-- ЗАДАНИЯ --
1. Переведите на английский язык предложение из отрывка о походе под Ташкент: «Мы простояли под Ташкентом два дня.»
2. Напишите продолжение отрывка о походе под Ташкент, начав сразу после его последнего предложения.

Слов этих я никогда не забуду.
Мы своротили за небольшой бугорок, укрывавший нас от выстрелов; за этот бугорок были снесены убитые и раненые; тут же лежал на разостланном солдатском плаще подполковник Обух. Солдаты принесли носилки, уложили бережно на них героя и понесли на перевязочный пункт, но он вскоре смежил глаза на веки. Так безвременно погиб один из лучших людей. У него не было и не могло быть ни врагов, ни завистников: беззаветно храбрый, прекрасно образованный, обладавший симпатичною наружностью и счастливым характером, он был душою всего общества.
Мы простояли под Ташкентом два дня. Ташкентцы больше нас не тревожили и без всяких приключений 7-го октября мы возвратились в Чемкент, где отряд разместился в наскоро приспособленных сарбазских казармах, частью в цитадели и частью в городе.

-- ЗАПИСИ ДАННЫХ --
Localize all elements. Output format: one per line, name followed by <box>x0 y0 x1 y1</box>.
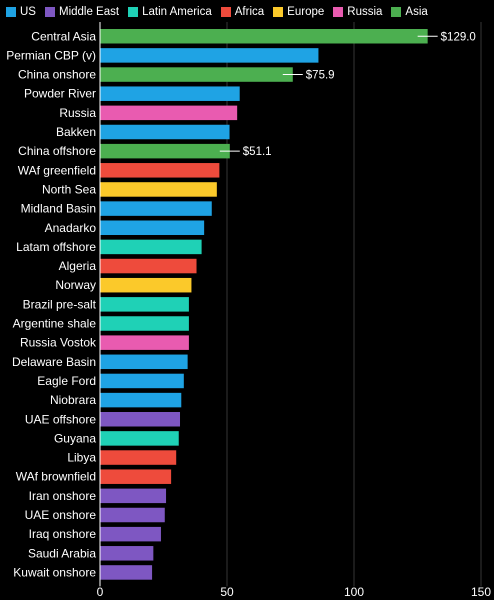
bar <box>100 258 197 274</box>
bar <box>100 507 165 523</box>
category-label: China offshore <box>18 144 96 158</box>
bar <box>100 373 184 389</box>
bar <box>100 201 212 216</box>
category-label: Bakken <box>56 125 96 139</box>
bar <box>100 124 230 140</box>
category-label: WAf brownfield <box>16 470 96 484</box>
legend-item: US <box>6 6 36 18</box>
bar <box>100 392 182 408</box>
legend-label: Middle East <box>58 6 120 18</box>
bar <box>100 220 205 235</box>
x-tick-label: 150 <box>471 585 491 599</box>
category-label: Libya <box>67 451 96 465</box>
category-label: North Sea <box>42 182 96 196</box>
category-label: UAE onshore <box>25 508 97 522</box>
bar <box>100 469 172 484</box>
category-label: Russia <box>59 106 96 120</box>
category-label: Anadarko <box>45 221 97 235</box>
bar <box>100 277 192 293</box>
value-annotation: $129.0 <box>441 31 476 43</box>
bar <box>100 29 428 44</box>
bar <box>100 239 202 255</box>
category-label: Eagle Ford <box>37 374 96 388</box>
legend-label: Asia <box>405 6 428 18</box>
legend-swatch <box>273 7 284 17</box>
bar <box>100 565 153 580</box>
legend-swatch <box>44 7 55 17</box>
bar <box>100 546 154 561</box>
legend-item: Asia <box>391 6 428 18</box>
category-label: Argentine shale <box>13 317 97 331</box>
category-label: Central Asia <box>31 29 96 43</box>
legend-swatch <box>128 7 139 17</box>
legend-swatch <box>333 7 344 17</box>
bar <box>100 354 188 370</box>
legend-swatch <box>220 7 231 17</box>
legend-item: Africa <box>220 6 265 18</box>
bar <box>100 431 179 446</box>
bar <box>100 182 217 197</box>
category-label: Brazil pre-salt <box>23 297 97 311</box>
chart-legend: US Middle East Latin America Africa Europe Ru… <box>6 4 437 20</box>
legend-item: Latin America <box>128 6 212 18</box>
category-label: Algeria <box>59 259 97 273</box>
value-annotation: $51.1 <box>243 146 272 158</box>
category-label: Powder River <box>24 87 96 101</box>
category-label: Latam offshore <box>16 240 96 254</box>
category-label: Iran onshore <box>29 489 97 503</box>
value-annotation: $75.9 <box>306 70 335 82</box>
category-label: China onshore <box>18 68 96 82</box>
x-tick-label: 100 <box>344 585 364 599</box>
bar <box>100 450 177 465</box>
legend-label: Latin America <box>142 6 212 18</box>
legend-item: Middle East <box>44 6 120 18</box>
category-label: Kuwait onshore <box>13 565 96 579</box>
category-label: WAf greenfield <box>18 163 96 177</box>
legend-label: Europe <box>287 6 325 18</box>
bar <box>100 67 293 82</box>
bar <box>100 335 189 350</box>
bar <box>100 412 181 427</box>
legend-swatch <box>6 7 16 17</box>
bar <box>100 316 189 331</box>
bar <box>100 488 167 504</box>
category-label: Iraq onshore <box>29 527 97 541</box>
legend-label: Africa <box>234 6 265 18</box>
bar <box>100 48 319 63</box>
category-label: Guyana <box>54 431 96 445</box>
category-label: Saudi Arabia <box>28 546 96 560</box>
bar <box>100 105 238 121</box>
bar <box>100 297 189 312</box>
category-label: Russia Vostok <box>20 336 97 350</box>
category-label: Delaware Basin <box>12 355 96 369</box>
category-label: Niobrara <box>50 393 96 407</box>
category-label: UAE offshore <box>25 412 96 426</box>
category-label: Midland Basin <box>21 202 96 216</box>
legend-item: Europe <box>273 6 324 18</box>
x-tick-label: 0 <box>97 585 104 599</box>
legend-swatch <box>391 7 402 17</box>
legend-item: Russia <box>333 6 382 18</box>
legend-label: Russia <box>347 6 383 18</box>
bar <box>100 163 220 178</box>
category-label: Norway <box>55 278 96 292</box>
legend-label: US <box>20 6 36 18</box>
x-tick-label: 50 <box>220 585 234 599</box>
category-label: Permian CBP (v) <box>6 48 96 62</box>
bar <box>100 143 230 159</box>
bar <box>100 86 240 101</box>
bar <box>100 526 161 542</box>
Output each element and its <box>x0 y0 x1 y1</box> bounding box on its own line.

-- ОТВЕТЫ --
1. We stayed outside Tashkent for two days.

2.
В ноябре разнесся слух, что в Ташкент стягиваются значительные полчища коканцев и в начале декабря выдвинута была колонна на Акташ для встречи коканцев, в случае движения их на Чемкент. Колонна эта, по случаю наступивших сильных холодов, которые в горах за Чемкентом не уступали нашим русским морозам, сменялась несколько раз чрез день. Генерал Черняев дал для офицеров свою каламейку, в которой хоть не продувало ветром, но солдаты буквально целые сутки не отходили от костров, согревая окоченевшие члены. Наконец слухи о движении на Чемкент смолкли: лазутчики наши проведали. что коканцы все свои силы направили к Туркестану.
Генерал Черняев 4-го декабря, с четырьмя ротами, восемью орудиями и сотнею уральцев, выступил из Чемкента по туркестанской дороге, чтобы ударить в тыл коканцам, но, не доходя до р. Арыса, получил донесение туркестанского воинского начальника полковника Жемчужникова о деле под Иканом уральской сотни, под начальством есаула Серова, и об отступлении неприятеля к Ташкенту окольною дорогою. После этого чемкентский отряд вернулся обратно.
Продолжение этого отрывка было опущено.